WASHINGTON — An experimental nicotine nasal spray designed to help smokers quit cigarettes can be just as difficult for some to stop using as cigarettes, a federal advisory panel said Monday--a conclusion that likely will weigh heavily in the current debate over regulating cigarettes.
The Food and Drug Administration's drug abuse advisory committee, which today will directly address the issue of whether nicotine is addictive and at what doses, said that the nasal spray has significant potential for abuse. It recommended that it be strictly controlled, if approved.
Committee members urged that the spray be available only by prescription, and that the label carry strong warnings about potential abuse. They also recommended that there be a limit on the number of refills available to users.
The panel Monday listened to considerable data about nicotine withdrawal, as well as more than a dozen case studies of patients in research studies who were able to give up cigarettes by using the spray--but then did not want to give up the spray.
"We're worried that we have found a new dosage form for an old drug of abuse," said Dr. E. Douglas Kramer of the FDA, who examined the histories of patients in one study who quit smoking but who could not give up the spray.

*Directions*.
1. According to the news excerpt about the nicotine nasal spray, how did committee members say the spray should be made available?
2. Extend the news excerpt about the nicotine nasal spray, picking up right after its final sentence.

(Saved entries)
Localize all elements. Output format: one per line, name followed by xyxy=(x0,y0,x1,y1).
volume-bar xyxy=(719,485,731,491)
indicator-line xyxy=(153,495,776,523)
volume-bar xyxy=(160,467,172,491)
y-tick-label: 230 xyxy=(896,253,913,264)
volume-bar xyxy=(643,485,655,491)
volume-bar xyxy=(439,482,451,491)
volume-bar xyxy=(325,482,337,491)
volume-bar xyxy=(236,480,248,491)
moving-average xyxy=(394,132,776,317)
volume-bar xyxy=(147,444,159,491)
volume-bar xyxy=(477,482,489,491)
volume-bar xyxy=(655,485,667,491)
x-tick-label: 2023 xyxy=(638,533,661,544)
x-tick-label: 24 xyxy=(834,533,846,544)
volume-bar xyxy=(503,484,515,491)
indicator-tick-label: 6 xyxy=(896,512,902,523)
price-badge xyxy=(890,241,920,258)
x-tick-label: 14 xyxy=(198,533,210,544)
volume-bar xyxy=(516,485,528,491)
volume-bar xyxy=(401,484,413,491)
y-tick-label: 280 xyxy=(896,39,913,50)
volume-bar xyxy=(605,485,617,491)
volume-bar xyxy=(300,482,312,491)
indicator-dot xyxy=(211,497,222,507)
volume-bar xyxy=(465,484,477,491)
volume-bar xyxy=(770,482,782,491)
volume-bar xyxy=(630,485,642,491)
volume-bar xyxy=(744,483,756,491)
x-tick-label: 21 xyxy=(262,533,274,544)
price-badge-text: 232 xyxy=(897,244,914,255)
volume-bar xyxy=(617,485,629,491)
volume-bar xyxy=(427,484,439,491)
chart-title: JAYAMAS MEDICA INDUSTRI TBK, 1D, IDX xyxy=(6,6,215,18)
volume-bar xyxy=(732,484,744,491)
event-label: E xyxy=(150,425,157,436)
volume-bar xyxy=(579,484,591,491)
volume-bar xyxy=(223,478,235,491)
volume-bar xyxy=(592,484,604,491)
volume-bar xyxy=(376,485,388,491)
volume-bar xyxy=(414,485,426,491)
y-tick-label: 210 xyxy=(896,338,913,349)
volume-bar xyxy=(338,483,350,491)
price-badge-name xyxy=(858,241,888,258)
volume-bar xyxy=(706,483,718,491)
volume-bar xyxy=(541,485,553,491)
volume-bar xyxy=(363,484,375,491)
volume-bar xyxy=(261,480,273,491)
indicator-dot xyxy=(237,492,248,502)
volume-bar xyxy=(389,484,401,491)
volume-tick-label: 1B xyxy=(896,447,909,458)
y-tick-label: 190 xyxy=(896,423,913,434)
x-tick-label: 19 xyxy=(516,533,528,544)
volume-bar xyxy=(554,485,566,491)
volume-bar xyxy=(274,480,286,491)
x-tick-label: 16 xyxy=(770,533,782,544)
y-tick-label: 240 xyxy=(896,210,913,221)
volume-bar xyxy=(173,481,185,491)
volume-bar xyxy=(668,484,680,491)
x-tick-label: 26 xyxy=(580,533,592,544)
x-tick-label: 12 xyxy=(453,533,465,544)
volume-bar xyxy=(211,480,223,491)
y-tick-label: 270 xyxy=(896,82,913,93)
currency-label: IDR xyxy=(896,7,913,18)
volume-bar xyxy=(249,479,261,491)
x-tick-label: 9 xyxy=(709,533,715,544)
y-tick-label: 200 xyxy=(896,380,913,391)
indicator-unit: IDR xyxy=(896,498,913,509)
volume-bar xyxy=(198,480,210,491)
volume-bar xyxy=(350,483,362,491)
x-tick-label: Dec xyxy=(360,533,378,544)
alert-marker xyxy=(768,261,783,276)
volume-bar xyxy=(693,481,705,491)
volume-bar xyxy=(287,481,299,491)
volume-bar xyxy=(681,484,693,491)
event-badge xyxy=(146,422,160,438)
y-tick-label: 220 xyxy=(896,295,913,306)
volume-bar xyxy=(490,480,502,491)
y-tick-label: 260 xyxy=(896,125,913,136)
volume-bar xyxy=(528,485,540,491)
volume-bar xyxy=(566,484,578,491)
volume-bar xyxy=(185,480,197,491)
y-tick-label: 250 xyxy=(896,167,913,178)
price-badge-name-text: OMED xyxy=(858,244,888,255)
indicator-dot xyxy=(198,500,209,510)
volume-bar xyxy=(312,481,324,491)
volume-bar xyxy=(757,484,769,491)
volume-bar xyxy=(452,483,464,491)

*Responses in order*.
1. Only by prescription.

2.
The deliberations were significant because the agency, which has regulatory authority over drugs, has been steadily building a case in recent months that cigarettes are, essentially, drug delivery systems--with nicotine as the drug.
The agency already regulates nicotine in smoking cessation products but has never before attempted to regulate cigarettes.
If the panel Tuesday concludes that nicotine is indeed an addictive drug--and that the levels found in cigarettes are addictive--this almost certainly will open the way for the agency to act against cigarettes.
For the last six months, the FDA has waged an intense investigation into nicotine, tobacco and the cigarette industry to determine whether companies control and manipulate nicotine levels to keep smokers hooked.
Industry officials repeatedly have denied they control nicotine in cigarettes for this reason. They have said they do adjust levels of nicotine, but only to maintain taste and flavor and to achieve consistency in individual brands.
They also have said they believe nicotine is not an addictive substance.
Research has associated nicotine with heart disease and has shown that it affects the brain and the fetus.